[Figure record listings]

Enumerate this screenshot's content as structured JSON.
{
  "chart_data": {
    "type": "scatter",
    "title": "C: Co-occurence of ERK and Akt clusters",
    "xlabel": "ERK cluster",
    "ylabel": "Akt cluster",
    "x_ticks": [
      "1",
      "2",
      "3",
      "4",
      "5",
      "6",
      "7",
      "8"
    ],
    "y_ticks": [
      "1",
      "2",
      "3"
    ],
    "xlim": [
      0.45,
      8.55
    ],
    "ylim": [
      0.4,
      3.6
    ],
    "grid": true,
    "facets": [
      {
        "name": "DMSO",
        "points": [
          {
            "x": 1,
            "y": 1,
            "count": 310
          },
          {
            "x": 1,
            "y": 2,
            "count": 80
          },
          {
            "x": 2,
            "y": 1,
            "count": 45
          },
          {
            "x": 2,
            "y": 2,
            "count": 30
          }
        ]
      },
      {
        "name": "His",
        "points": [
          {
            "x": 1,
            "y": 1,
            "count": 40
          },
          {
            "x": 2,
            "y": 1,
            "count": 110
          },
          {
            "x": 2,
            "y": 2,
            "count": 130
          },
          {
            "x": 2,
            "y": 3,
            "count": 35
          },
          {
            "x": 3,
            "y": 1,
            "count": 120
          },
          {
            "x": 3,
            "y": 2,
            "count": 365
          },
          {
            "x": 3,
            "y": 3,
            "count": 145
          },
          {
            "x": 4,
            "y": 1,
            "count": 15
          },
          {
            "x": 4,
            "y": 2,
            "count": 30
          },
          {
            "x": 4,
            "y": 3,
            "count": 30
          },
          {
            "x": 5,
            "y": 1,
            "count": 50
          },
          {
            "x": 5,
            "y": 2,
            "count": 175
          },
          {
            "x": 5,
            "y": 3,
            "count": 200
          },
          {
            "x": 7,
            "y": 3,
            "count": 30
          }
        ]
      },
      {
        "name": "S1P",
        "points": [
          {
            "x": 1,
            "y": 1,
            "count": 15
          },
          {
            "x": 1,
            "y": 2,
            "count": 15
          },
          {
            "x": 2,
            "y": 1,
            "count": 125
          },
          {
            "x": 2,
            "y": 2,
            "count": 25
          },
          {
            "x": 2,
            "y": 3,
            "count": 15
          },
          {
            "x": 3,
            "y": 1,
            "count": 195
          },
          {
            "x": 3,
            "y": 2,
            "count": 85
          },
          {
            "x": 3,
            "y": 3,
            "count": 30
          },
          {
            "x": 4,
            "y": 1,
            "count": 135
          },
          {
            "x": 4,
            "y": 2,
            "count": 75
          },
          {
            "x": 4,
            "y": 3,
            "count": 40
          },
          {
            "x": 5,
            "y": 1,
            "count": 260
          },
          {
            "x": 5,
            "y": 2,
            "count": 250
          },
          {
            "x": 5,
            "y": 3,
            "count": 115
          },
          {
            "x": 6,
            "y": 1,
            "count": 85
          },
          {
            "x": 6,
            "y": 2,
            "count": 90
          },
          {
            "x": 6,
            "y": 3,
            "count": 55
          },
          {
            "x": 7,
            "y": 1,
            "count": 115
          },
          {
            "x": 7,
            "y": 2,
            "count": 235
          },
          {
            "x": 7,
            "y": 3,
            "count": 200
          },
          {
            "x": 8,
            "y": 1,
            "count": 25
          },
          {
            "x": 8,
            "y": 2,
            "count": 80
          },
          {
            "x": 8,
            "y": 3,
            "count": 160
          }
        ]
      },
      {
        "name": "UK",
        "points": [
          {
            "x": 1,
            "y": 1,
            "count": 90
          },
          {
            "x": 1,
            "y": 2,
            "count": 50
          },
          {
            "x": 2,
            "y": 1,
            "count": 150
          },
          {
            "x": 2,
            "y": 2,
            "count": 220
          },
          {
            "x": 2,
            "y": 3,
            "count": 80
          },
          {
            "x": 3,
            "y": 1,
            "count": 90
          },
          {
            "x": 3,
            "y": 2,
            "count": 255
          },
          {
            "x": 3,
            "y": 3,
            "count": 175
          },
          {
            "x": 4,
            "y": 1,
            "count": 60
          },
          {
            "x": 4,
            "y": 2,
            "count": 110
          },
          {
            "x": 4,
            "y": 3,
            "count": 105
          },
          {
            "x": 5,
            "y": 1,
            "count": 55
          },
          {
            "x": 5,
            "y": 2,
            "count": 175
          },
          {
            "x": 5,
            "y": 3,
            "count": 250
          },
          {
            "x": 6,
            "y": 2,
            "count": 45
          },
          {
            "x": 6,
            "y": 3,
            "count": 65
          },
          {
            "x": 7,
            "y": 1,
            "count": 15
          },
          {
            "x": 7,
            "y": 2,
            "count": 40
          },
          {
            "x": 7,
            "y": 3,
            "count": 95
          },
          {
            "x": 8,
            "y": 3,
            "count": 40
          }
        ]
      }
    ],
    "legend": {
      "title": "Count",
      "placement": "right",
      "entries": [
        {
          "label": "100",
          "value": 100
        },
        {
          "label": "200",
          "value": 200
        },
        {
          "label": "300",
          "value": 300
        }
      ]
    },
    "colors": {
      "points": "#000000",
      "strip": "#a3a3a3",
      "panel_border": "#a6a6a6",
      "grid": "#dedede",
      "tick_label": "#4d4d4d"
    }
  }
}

Set problem –
Give back the data above exactly as it appears.

Answer for the task –
Enumerate this screenshot's content as structured JSON.
{
  "chart_data": {
    "type": "scatter",
    "title": "C: Co-occurence of ERK and Akt clusters",
    "xlabel": "ERK cluster",
    "ylabel": "Akt cluster",
    "x_ticks": [
      "1",
      "2",
      "3",
      "4",
      "5",
      "6",
      "7",
      "8"
    ],
    "y_ticks": [
      "1",
      "2",
      "3"
    ],
    "xlim": [
      0.45,
      8.55
    ],
    "ylim": [
      0.4,
      3.6
    ],
    "grid": true,
    "facets": [
      {
        "name": "DMSO",
        "points": [
          {
            "x": 1,
            "y": 1,
            "count": 310
          },
          {
            "x": 1,
            "y": 2,
            "count": 80
          },
          {
            "x": 2,
            "y": 1,
            "count": 45
          },
          {
            "x": 2,
            "y": 2,
            "count": 30
          }
        ]
      },
      {
        "name": "His",
        "points": [
          {
            "x": 1,
            "y": 1,
            "count": 40
          },
          {
            "x": 2,
            "y": 1,
            "count": 110
          },
          {
            "x": 2,
            "y": 2,
            "count": 130
          },
          {
            "x": 2,
            "y": 3,
            "count": 35
          },
          {
            "x": 3,
            "y": 1,
            "count": 120
          },
          {
            "x": 3,
            "y": 2,
            "count": 365
          },
          {
            "x": 3,
            "y": 3,
            "count": 145
          },
          {
            "x": 4,
            "y": 1,
            "count": 15
          },
          {
            "x": 4,
            "y": 2,
            "count": 30
          },
          {
            "x": 4,
            "y": 3,
            "count": 30
          },
          {
            "x": 5,
            "y": 1,
            "count": 50
          },
          {
            "x": 5,
            "y": 2,
            "count": 175
          },
          {
            "x": 5,
            "y": 3,
            "count": 200
          },
          {
            "x": 7,
            "y": 3,
            "count": 30
          }
        ]
      },
      {
        "name": "S1P",
        "points": [
          {
            "x": 1,
            "y": 1,
            "count": 15
          },
          {
            "x": 1,
            "y": 2,
            "count": 15
          },
          {
            "x": 2,
            "y": 1,
            "count": 125
          },
          {
            "x": 2,
            "y": 2,
            "count": 25
          },
          {
            "x": 2,
            "y": 3,
            "count": 15
          },
          {
            "x": 3,
            "y": 1,
            "count": 195
          },
          {
            "x": 3,
            "y": 2,
            "count": 85
          },
          {
            "x": 3,
            "y": 3,
            "count": 30
          },
          {
            "x": 4,
            "y": 1,
            "count": 135
          },
          {
            "x": 4,
            "y": 2,
            "count": 75
          },
          {
            "x": 4,
            "y": 3,
            "count": 40
          },
          {
            "x": 5,
            "y": 1,
            "count": 260
          },
          {
            "x": 5,
            "y": 2,
            "count": 250
          },
          {
            "x": 5,
            "y": 3,
            "count": 115
          },
          {
            "x": 6,
            "y": 1,
            "count": 85
          },
          {
            "x": 6,
            "y": 2,
            "count": 90
          },
          {
            "x": 6,
            "y": 3,
            "count": 55
          },
          {
            "x": 7,
            "y": 1,
            "count": 115
          },
          {
            "x": 7,
            "y": 2,
            "count": 235
          },
          {
            "x": 7,
            "y": 3,
            "count": 200
          },
          {
            "x": 8,
            "y": 1,
            "count": 25
          },
          {
            "x": 8,
            "y": 2,
            "count": 80
          },
          {
            "x": 8,
            "y": 3,
            "count": 160
          }
        ]
      },
      {
        "name": "UK",
        "points": [
          {
            "x": 1,
            "y": 1,
            "count": 90
          },
          {
            "x": 1,
            "y": 2,
            "count": 50
          },
          {
            "x": 2,
            "y": 1,
            "count": 150
          },
          {
            "x": 2,
            "y": 2,
            "count": 220
          },
          {
            "x": 2,
            "y": 3,
            "count": 80
          },
          {
            "x": 3,
            "y": 1,
            "count": 90
          },
          {
            "x": 3,
            "y": 2,
            "count": 255
          },
          {
            "x": 3,
            "y": 3,
            "count": 175
          },
          {
            "x": 4,
            "y": 1,
            "count": 60
          },
          {
            "x": 4,
            "y": 2,
            "count": 110
          },
          {
            "x": 4,
            "y": 3,
            "count": 105
          },
          {
            "x": 5,
            "y": 1,
            "count": 55
          },
          {
            "x": 5,
            "y": 2,
            "count": 175
          },
          {
            "x": 5,
            "y": 3,
            "count": 250
          },
          {
            "x": 6,
            "y": 2,
            "count": 45
          },
          {
            "x": 6,
            "y": 3,
            "count": 65
          },
          {
            "x": 7,
            "y": 1,
            "count": 15
          },
          {
            "x": 7,
            "y": 2,
            "count": 40
          },
          {
            "x": 7,
            "y": 3,
            "count": 95
          },
          {
            "x": 8,
            "y": 3,
            "count": 40
          }
        ]
      }
    ],
    "legend": {
      "title": "Count",
      "placement": "right",
      "entries": [
        {
          "label": "100",
          "value": 100
        },
        {
          "label": "200",
          "value": 200
        },
        {
          "label": "300",
          "value": 300
        }
      ]
    },
    "colors": {
      "points": "#000000",
      "strip": "#a3a3a3",
      "panel_border": "#a6a6a6",
      "grid": "#dedede",
      "tick_label": "#4d4d4d"
    }
  }
}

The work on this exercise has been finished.